→ Exercise set:
a: From the Node-RED monitoring thread, write out the part that opens with the words containing "Have you got" and closes with "things are done.".
b: Extend the forum thread about monitoring Node-RED machines, picking up right after its final sentence.

→ Supplied passage:

YET! When I am (was) at home, the machines would play nicely with each other. Only when I am/were away would these things happen.

Can you show/explain to me how I get the node-red log?

/var/log/ doesn't have a nodered-log. Just a nodered-install.log

Thanks.

Have you got an MQTT broker on your central machine? If so make sure each pi has at least one node subscribed or publishing to that broker and use the LWT state to know whether each pi is still alive. Much easier than all that messing about with ping.

(Believe it or not, I do)

I have LWT detection (and "BS" - opposite of LWT)

Yes, I may need to change/improve how things are done.

But I'm interested/confused with this problem that seems to happen in waves.

Oh, and LWT stuff doesn't tell you if NR has hung or not.

I may have to sit down one day and re-think the entire methodology of how things are identified and do this sort of stuff.

That's in the future. But is a serious thing to be considered.

Have you considered an end-to-end test. Something we do with our PLCs (where communication is expected and MUST be running) is to setup a heartbeat in the ladder program that ultimately transmits a heartbeat value that is expected to be echoed back (otherwise we timeout & stop production). This ultimately tests the PLC is online (on the network), that the COMMS card is operational, that the datalinks are set correctly, that the PLC ladder is actually running - at both PLCs - a true end-to-end test.

In node-red land: assuming you needed to monitor comms between Machine 1 and Machine 2 - that could be something like...

→ Data shown:
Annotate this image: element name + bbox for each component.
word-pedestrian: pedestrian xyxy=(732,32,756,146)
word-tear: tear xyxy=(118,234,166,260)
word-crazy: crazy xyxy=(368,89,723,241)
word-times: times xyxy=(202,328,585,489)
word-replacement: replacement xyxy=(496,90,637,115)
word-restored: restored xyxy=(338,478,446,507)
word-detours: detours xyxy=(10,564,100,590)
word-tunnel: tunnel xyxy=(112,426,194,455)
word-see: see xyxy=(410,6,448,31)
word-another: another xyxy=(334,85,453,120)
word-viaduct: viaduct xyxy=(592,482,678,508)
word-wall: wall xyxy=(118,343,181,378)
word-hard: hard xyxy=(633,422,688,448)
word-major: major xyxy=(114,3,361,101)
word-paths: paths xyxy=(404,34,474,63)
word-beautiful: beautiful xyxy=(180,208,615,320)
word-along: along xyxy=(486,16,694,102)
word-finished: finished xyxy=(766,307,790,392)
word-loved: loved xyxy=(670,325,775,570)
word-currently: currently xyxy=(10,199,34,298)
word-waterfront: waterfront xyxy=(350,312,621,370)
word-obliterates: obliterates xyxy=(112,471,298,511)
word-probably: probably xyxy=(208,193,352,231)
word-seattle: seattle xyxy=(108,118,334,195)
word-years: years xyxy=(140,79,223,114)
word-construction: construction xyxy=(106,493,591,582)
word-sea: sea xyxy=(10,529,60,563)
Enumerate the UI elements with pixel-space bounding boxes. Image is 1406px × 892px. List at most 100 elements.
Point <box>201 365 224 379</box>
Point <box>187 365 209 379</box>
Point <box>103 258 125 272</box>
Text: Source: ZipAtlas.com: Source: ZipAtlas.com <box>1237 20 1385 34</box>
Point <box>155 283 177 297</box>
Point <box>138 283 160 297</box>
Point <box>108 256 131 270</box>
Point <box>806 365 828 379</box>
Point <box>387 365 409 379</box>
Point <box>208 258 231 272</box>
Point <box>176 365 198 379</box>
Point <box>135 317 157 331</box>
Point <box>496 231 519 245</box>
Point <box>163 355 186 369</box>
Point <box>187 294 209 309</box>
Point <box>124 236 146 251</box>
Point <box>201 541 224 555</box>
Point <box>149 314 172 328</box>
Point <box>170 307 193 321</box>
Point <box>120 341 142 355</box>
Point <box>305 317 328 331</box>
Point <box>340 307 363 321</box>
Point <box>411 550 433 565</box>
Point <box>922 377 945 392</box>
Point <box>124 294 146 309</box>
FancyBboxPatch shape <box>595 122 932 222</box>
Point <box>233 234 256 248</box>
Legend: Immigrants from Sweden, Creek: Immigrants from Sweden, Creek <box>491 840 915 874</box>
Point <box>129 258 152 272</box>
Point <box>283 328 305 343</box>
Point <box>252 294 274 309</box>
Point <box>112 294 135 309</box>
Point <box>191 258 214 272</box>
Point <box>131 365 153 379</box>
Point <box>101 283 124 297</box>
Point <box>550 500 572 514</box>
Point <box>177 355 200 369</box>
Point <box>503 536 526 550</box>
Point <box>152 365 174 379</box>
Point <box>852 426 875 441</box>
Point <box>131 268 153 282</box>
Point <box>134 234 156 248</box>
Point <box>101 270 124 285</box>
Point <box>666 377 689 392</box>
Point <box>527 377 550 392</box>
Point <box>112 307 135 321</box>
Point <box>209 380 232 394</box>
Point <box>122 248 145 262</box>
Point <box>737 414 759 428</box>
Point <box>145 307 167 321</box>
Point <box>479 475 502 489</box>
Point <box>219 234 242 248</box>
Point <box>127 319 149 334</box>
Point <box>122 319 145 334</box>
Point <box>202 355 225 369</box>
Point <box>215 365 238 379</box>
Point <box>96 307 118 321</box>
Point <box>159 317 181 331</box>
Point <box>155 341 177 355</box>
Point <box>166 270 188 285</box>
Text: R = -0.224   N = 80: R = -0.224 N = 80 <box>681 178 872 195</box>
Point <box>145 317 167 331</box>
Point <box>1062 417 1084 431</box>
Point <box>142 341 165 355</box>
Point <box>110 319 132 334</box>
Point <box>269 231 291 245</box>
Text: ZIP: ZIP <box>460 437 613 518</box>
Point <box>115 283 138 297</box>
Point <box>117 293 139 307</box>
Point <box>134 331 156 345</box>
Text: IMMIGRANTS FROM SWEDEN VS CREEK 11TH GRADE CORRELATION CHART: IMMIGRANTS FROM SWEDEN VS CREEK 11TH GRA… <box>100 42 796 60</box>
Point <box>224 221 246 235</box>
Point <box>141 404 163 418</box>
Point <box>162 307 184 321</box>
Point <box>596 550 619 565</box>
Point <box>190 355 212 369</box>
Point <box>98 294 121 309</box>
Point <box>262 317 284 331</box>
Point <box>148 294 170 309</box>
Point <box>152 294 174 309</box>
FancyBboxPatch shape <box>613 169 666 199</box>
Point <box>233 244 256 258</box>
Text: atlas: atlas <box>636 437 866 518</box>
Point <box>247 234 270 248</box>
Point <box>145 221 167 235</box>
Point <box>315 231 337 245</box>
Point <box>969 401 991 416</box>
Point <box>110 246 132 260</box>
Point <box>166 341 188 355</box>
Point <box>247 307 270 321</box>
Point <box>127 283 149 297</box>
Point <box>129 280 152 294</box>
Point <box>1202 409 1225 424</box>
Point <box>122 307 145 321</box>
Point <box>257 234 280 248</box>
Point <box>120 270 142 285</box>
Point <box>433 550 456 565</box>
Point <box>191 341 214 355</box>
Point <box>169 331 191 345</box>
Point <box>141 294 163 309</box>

→ Final results:
a:
Have you got an MQTT broker on your central machine? If so make sure each pi has at least one node subscribed or publishing to that broker and use the LWT state to know whether each pi is still alive. Much easier than all that messing about with ping.

(Believe it or not, I do)

I have LWT detection (and "BS" - opposite of LWT)

Yes, I may need to change/improve how things are done.

b:
  • Machine 1 subscribes to machine2/pong/machine1
  • Machine 2 subscribes to machine1/ping/machine2
  1. Machine 1 - increments a heartbeat value & publishes it to machine1/ping/machine2 (store value in context for later comparison)

  2. Machine 1 - begins timer (delay node)

  3. Machine 2 - sees machine1/ping/machine2 and immediately publishes the same value to machine2/pong/machine1

  4. Machine 1 - gets the heartbeat value from machine2/pong/machine1 and compares it to the heartbeat value sent (from context) - if matching reset delay node (success), if not, just wait until machine2/pong/machine1 either sends the correct the value or the delay times out - indicating a timeout fault (log it or whatever)

    you would do this for each machine (e.g. from Machine 2 --> Machine 1 as well).

While this wont tell you what exactly the problem is (e.g. if the heartbeat value is not returned it could be the MQTT broker is offline or the other machine is dead or node-red is not running) - you will know there is an issue & it will point you in the right direction.

Obviously this pseudo heartbeat example is off the top of my head and would need a little bit development to get right (and there are many ways to skin this cat) the point is... an end-to-end test avoids spawning ping and is far more reliable than ping alone (e.g. it tests network connectivity, ensures MQTT broker is alive, ensures node-red is running at both ends etc).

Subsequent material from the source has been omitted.